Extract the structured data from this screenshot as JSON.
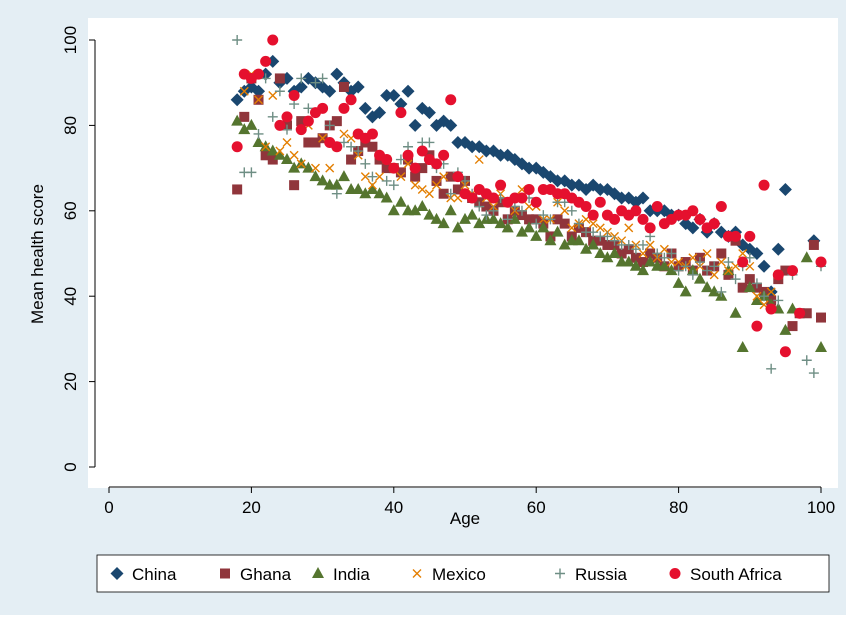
{
  "chart_data": {
    "type": "scatter",
    "xlabel": "Age",
    "ylabel": "Mean health score",
    "xlim": [
      0,
      100
    ],
    "ylim": [
      0,
      100
    ],
    "xticks": [
      0,
      20,
      40,
      60,
      80,
      100
    ],
    "yticks": [
      0,
      20,
      40,
      60,
      80,
      100
    ],
    "legend": "bottom",
    "x": [
      18,
      19,
      20,
      21,
      22,
      23,
      24,
      25,
      26,
      27,
      28,
      29,
      30,
      31,
      32,
      33,
      34,
      35,
      36,
      37,
      38,
      39,
      40,
      41,
      42,
      43,
      44,
      45,
      46,
      47,
      48,
      49,
      50,
      51,
      52,
      53,
      54,
      55,
      56,
      57,
      58,
      59,
      60,
      61,
      62,
      63,
      64,
      65,
      66,
      67,
      68,
      69,
      70,
      71,
      72,
      73,
      74,
      75,
      76,
      77,
      78,
      79,
      80,
      81,
      82,
      83,
      84,
      85,
      86,
      87,
      88,
      89,
      90,
      91,
      92,
      93,
      94,
      95,
      96,
      97,
      98,
      99,
      100
    ],
    "series": [
      {
        "name": "China",
        "color": "#1a476f",
        "marker": "diamond",
        "values": [
          86,
          88,
          89,
          88,
          92,
          95,
          90,
          91,
          88,
          89,
          91,
          90,
          89,
          88,
          92,
          90,
          88,
          89,
          84,
          82,
          83,
          87,
          87,
          85,
          88,
          80,
          84,
          83,
          80,
          81,
          80,
          76,
          76,
          75,
          75,
          74,
          74,
          73,
          73,
          72,
          71,
          70,
          70,
          69,
          68,
          67,
          67,
          66,
          66,
          65,
          66,
          65,
          65,
          64,
          63,
          63,
          62,
          63,
          60,
          60,
          60,
          59,
          59,
          57,
          56,
          58,
          55,
          57,
          55,
          54,
          55,
          52,
          51,
          50,
          47,
          41,
          51,
          65,
          null,
          null,
          null,
          53,
          null
        ]
      },
      {
        "name": "Ghana",
        "color": "#90353b",
        "marker": "square",
        "values": [
          65,
          82,
          91,
          86,
          73,
          72,
          91,
          80,
          66,
          81,
          76,
          76,
          77,
          80,
          81,
          89,
          72,
          74,
          76,
          75,
          72,
          70,
          70,
          69,
          72,
          68,
          70,
          73,
          67,
          64,
          68,
          65,
          67,
          63,
          62,
          61,
          60,
          62,
          58,
          60,
          59,
          58,
          58,
          57,
          54,
          58,
          57,
          54,
          56,
          55,
          53,
          53,
          52,
          52,
          50,
          51,
          49,
          48,
          50,
          49,
          47,
          50,
          47,
          48,
          46,
          49,
          46,
          47,
          50,
          45,
          53,
          42,
          44,
          42,
          41,
          39,
          44,
          46,
          33,
          36,
          36,
          52,
          35
        ]
      },
      {
        "name": "India",
        "color": "#55752f",
        "marker": "triangle",
        "values": [
          81,
          79,
          80,
          76,
          75,
          74,
          73,
          72,
          70,
          71,
          70,
          68,
          67,
          66,
          66,
          68,
          65,
          65,
          64,
          65,
          64,
          63,
          60,
          62,
          60,
          60,
          61,
          59,
          58,
          57,
          60,
          56,
          58,
          59,
          57,
          58,
          58,
          57,
          56,
          58,
          55,
          56,
          54,
          56,
          53,
          55,
          52,
          53,
          53,
          51,
          52,
          50,
          49,
          50,
          48,
          48,
          47,
          46,
          48,
          47,
          47,
          46,
          43,
          41,
          46,
          44,
          42,
          41,
          40,
          46,
          36,
          28,
          42,
          39,
          40,
          38,
          37,
          32,
          37,
          null,
          49,
          null,
          28
        ]
      },
      {
        "name": "Mexico",
        "color": "#e37e00",
        "marker": "cross",
        "values": [
          null,
          88,
          92,
          86,
          75,
          87,
          74,
          76,
          73,
          71,
          80,
          70,
          77,
          70,
          75,
          78,
          77,
          73,
          68,
          66,
          68,
          72,
          70,
          68,
          71,
          66,
          65,
          64,
          66,
          68,
          63,
          63,
          66,
          64,
          72,
          63,
          61,
          64,
          62,
          60,
          65,
          61,
          61,
          58,
          58,
          62,
          60,
          56,
          57,
          58,
          57,
          56,
          55,
          54,
          53,
          56,
          52,
          50,
          52,
          49,
          51,
          48,
          48,
          47,
          49,
          47,
          50,
          45,
          48,
          46,
          47,
          50,
          47,
          40,
          38,
          41,
          45,
          null,
          null,
          null,
          null,
          null,
          null
        ]
      },
      {
        "name": "Russia",
        "color": "#6e8e84",
        "marker": "plus",
        "values": [
          100,
          69,
          69,
          78,
          91,
          82,
          88,
          79,
          85,
          91,
          84,
          90,
          91,
          80,
          64,
          76,
          75,
          74,
          71,
          68,
          73,
          67,
          66,
          72,
          75,
          70,
          76,
          76,
          70,
          71,
          64,
          69,
          67,
          64,
          61,
          59,
          60,
          63,
          58,
          61,
          60,
          63,
          57,
          59,
          58,
          62,
          62,
          60,
          57,
          55,
          55,
          54,
          54,
          53,
          52,
          52,
          51,
          52,
          54,
          50,
          49,
          50,
          46,
          47,
          45,
          48,
          46,
          47,
          41,
          48,
          44,
          47,
          49,
          43,
          40,
          23,
          39,
          null,
          45,
          null,
          25,
          22,
          47
        ]
      },
      {
        "name": "South Africa",
        "color": "#e5102e",
        "marker": "circle",
        "values": [
          75,
          92,
          91,
          92,
          95,
          100,
          80,
          82,
          87,
          79,
          81,
          83,
          84,
          76,
          75,
          84,
          86,
          78,
          77,
          78,
          73,
          72,
          70,
          83,
          73,
          70,
          74,
          72,
          71,
          73,
          86,
          68,
          64,
          63,
          65,
          64,
          63,
          66,
          62,
          63,
          63,
          65,
          62,
          65,
          65,
          64,
          64,
          63,
          62,
          61,
          59,
          62,
          59,
          58,
          60,
          59,
          60,
          58,
          56,
          61,
          57,
          58,
          59,
          59,
          60,
          58,
          56,
          57,
          61,
          54,
          54,
          48,
          54,
          33,
          66,
          37,
          45,
          27,
          46,
          36,
          null,
          null,
          48
        ]
      }
    ]
  }
}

◆ **TASK TO CARRY OUT**: Quote every line word for word and keep the images out of the copy.

◆ **CORRECT ANSWER**:
Extract the structured data from this screenshot as JSON.
{
  "chart_data": {
    "type": "scatter",
    "xlabel": "Age",
    "ylabel": "Mean health score",
    "xlim": [
      0,
      100
    ],
    "ylim": [
      0,
      100
    ],
    "xticks": [
      0,
      20,
      40,
      60,
      80,
      100
    ],
    "yticks": [
      0,
      20,
      40,
      60,
      80,
      100
    ],
    "legend": "bottom",
    "x": [
      18,
      19,
      20,
      21,
      22,
      23,
      24,
      25,
      26,
      27,
      28,
      29,
      30,
      31,
      32,
      33,
      34,
      35,
      36,
      37,
      38,
      39,
      40,
      41,
      42,
      43,
      44,
      45,
      46,
      47,
      48,
      49,
      50,
      51,
      52,
      53,
      54,
      55,
      56,
      57,
      58,
      59,
      60,
      61,
      62,
      63,
      64,
      65,
      66,
      67,
      68,
      69,
      70,
      71,
      72,
      73,
      74,
      75,
      76,
      77,
      78,
      79,
      80,
      81,
      82,
      83,
      84,
      85,
      86,
      87,
      88,
      89,
      90,
      91,
      92,
      93,
      94,
      95,
      96,
      97,
      98,
      99,
      100
    ],
    "series": [
      {
        "name": "China",
        "color": "#1a476f",
        "marker": "diamond",
        "values": [
          86,
          88,
          89,
          88,
          92,
          95,
          90,
          91,
          88,
          89,
          91,
          90,
          89,
          88,
          92,
          90,
          88,
          89,
          84,
          82,
          83,
          87,
          87,
          85,
          88,
          80,
          84,
          83,
          80,
          81,
          80,
          76,
          76,
          75,
          75,
          74,
          74,
          73,
          73,
          72,
          71,
          70,
          70,
          69,
          68,
          67,
          67,
          66,
          66,
          65,
          66,
          65,
          65,
          64,
          63,
          63,
          62,
          63,
          60,
          60,
          60,
          59,
          59,
          57,
          56,
          58,
          55,
          57,
          55,
          54,
          55,
          52,
          51,
          50,
          47,
          41,
          51,
          65,
          null,
          null,
          null,
          53,
          null
        ]
      },
      {
        "name": "Ghana",
        "color": "#90353b",
        "marker": "square",
        "values": [
          65,
          82,
          91,
          86,
          73,
          72,
          91,
          80,
          66,
          81,
          76,
          76,
          77,
          80,
          81,
          89,
          72,
          74,
          76,
          75,
          72,
          70,
          70,
          69,
          72,
          68,
          70,
          73,
          67,
          64,
          68,
          65,
          67,
          63,
          62,
          61,
          60,
          62,
          58,
          60,
          59,
          58,
          58,
          57,
          54,
          58,
          57,
          54,
          56,
          55,
          53,
          53,
          52,
          52,
          50,
          51,
          49,
          48,
          50,
          49,
          47,
          50,
          47,
          48,
          46,
          49,
          46,
          47,
          50,
          45,
          53,
          42,
          44,
          42,
          41,
          39,
          44,
          46,
          33,
          36,
          36,
          52,
          35
        ]
      },
      {
        "name": "India",
        "color": "#55752f",
        "marker": "triangle",
        "values": [
          81,
          79,
          80,
          76,
          75,
          74,
          73,
          72,
          70,
          71,
          70,
          68,
          67,
          66,
          66,
          68,
          65,
          65,
          64,
          65,
          64,
          63,
          60,
          62,
          60,
          60,
          61,
          59,
          58,
          57,
          60,
          56,
          58,
          59,
          57,
          58,
          58,
          57,
          56,
          58,
          55,
          56,
          54,
          56,
          53,
          55,
          52,
          53,
          53,
          51,
          52,
          50,
          49,
          50,
          48,
          48,
          47,
          46,
          48,
          47,
          47,
          46,
          43,
          41,
          46,
          44,
          42,
          41,
          40,
          46,
          36,
          28,
          42,
          39,
          40,
          38,
          37,
          32,
          37,
          null,
          49,
          null,
          28
        ]
      },
      {
        "name": "Mexico",
        "color": "#e37e00",
        "marker": "cross",
        "values": [
          null,
          88,
          92,
          86,
          75,
          87,
          74,
          76,
          73,
          71,
          80,
          70,
          77,
          70,
          75,
          78,
          77,
          73,
          68,
          66,
          68,
          72,
          70,
          68,
          71,
          66,
          65,
          64,
          66,
          68,
          63,
          63,
          66,
          64,
          72,
          63,
          61,
          64,
          62,
          60,
          65,
          61,
          61,
          58,
          58,
          62,
          60,
          56,
          57,
          58,
          57,
          56,
          55,
          54,
          53,
          56,
          52,
          50,
          52,
          49,
          51,
          48,
          48,
          47,
          49,
          47,
          50,
          45,
          48,
          46,
          47,
          50,
          47,
          40,
          38,
          41,
          45,
          null,
          null,
          null,
          null,
          null,
          null
        ]
      },
      {
        "name": "Russia",
        "color": "#6e8e84",
        "marker": "plus",
        "values": [
          100,
          69,
          69,
          78,
          91,
          82,
          88,
          79,
          85,
          91,
          84,
          90,
          91,
          80,
          64,
          76,
          75,
          74,
          71,
          68,
          73,
          67,
          66,
          72,
          75,
          70,
          76,
          76,
          70,
          71,
          64,
          69,
          67,
          64,
          61,
          59,
          60,
          63,
          58,
          61,
          60,
          63,
          57,
          59,
          58,
          62,
          62,
          60,
          57,
          55,
          55,
          54,
          54,
          53,
          52,
          52,
          51,
          52,
          54,
          50,
          49,
          50,
          46,
          47,
          45,
          48,
          46,
          47,
          41,
          48,
          44,
          47,
          49,
          43,
          40,
          23,
          39,
          null,
          45,
          null,
          25,
          22,
          47
        ]
      },
      {
        "name": "South Africa",
        "color": "#e5102e",
        "marker": "circle",
        "values": [
          75,
          92,
          91,
          92,
          95,
          100,
          80,
          82,
          87,
          79,
          81,
          83,
          84,
          76,
          75,
          84,
          86,
          78,
          77,
          78,
          73,
          72,
          70,
          83,
          73,
          70,
          74,
          72,
          71,
          73,
          86,
          68,
          64,
          63,
          65,
          64,
          63,
          66,
          62,
          63,
          63,
          65,
          62,
          65,
          65,
          64,
          64,
          63,
          62,
          61,
          59,
          62,
          59,
          58,
          60,
          59,
          60,
          58,
          56,
          61,
          57,
          58,
          59,
          59,
          60,
          58,
          56,
          57,
          61,
          54,
          54,
          48,
          54,
          33,
          66,
          37,
          45,
          27,
          46,
          36,
          null,
          null,
          48
        ]
      }
    ]
  }
}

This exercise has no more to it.